(Stored items)
######
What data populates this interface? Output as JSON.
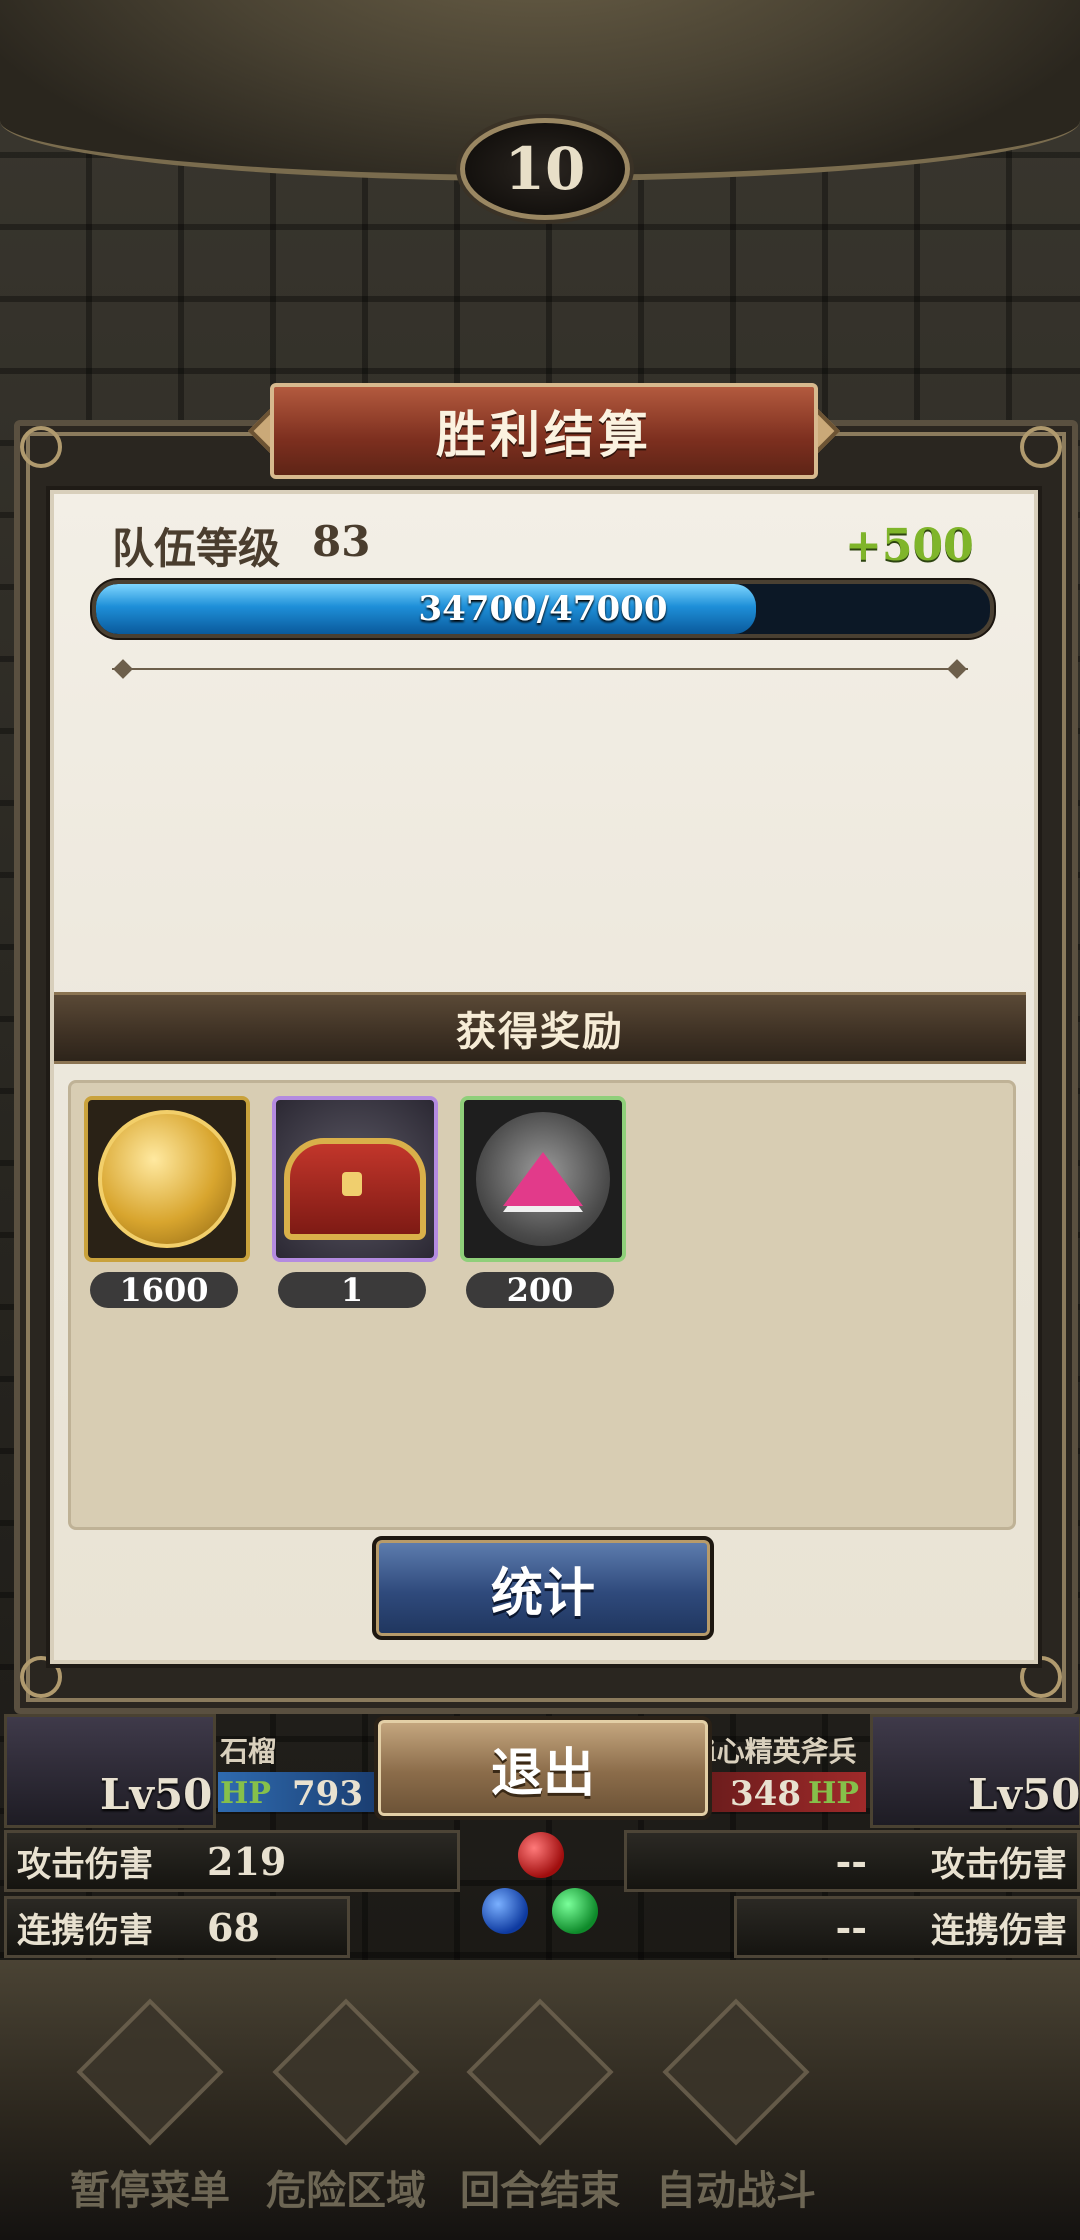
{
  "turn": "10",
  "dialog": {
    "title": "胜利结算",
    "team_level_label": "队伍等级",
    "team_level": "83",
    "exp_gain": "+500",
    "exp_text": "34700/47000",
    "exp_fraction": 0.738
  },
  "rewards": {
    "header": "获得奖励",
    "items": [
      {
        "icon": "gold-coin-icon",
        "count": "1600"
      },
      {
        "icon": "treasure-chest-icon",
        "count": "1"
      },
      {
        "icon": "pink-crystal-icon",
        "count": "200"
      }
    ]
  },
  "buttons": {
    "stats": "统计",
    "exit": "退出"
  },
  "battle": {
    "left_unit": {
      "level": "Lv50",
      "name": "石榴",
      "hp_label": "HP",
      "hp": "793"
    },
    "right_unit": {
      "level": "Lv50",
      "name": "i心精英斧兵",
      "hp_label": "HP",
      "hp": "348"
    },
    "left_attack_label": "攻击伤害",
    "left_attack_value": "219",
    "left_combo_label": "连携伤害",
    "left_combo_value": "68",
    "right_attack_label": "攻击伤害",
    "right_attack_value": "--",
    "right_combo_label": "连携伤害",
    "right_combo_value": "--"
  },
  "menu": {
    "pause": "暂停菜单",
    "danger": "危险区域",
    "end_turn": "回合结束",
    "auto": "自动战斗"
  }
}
######
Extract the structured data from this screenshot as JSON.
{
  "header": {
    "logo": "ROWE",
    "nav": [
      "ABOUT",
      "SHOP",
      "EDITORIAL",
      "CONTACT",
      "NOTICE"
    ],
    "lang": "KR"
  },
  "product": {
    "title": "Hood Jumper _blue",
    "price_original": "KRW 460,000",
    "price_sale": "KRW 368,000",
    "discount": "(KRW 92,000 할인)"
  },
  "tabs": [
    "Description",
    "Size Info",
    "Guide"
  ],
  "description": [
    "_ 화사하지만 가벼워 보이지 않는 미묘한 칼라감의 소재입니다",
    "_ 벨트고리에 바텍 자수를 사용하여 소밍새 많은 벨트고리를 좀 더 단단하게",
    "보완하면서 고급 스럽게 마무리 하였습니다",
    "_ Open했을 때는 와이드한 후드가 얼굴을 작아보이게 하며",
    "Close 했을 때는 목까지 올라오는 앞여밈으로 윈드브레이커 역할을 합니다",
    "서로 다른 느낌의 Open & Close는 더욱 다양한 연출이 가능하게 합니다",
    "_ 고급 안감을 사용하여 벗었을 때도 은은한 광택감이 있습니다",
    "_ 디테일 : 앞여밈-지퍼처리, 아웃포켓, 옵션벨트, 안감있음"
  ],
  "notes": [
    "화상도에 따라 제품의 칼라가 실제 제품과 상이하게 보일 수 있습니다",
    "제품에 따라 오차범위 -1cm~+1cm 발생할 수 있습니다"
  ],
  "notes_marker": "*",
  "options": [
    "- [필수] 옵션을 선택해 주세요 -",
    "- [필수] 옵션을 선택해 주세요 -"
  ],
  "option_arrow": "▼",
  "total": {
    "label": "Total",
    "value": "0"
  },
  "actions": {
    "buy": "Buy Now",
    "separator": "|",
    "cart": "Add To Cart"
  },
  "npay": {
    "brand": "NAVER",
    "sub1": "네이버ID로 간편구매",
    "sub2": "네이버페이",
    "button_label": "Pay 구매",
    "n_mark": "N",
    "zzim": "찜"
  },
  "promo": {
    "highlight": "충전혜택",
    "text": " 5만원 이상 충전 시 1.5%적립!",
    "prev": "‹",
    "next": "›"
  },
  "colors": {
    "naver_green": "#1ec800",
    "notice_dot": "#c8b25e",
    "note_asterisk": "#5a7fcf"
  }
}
######
Only the number is wanted: how many lines of the material contain the word "있습니다"?

### Answer in full
3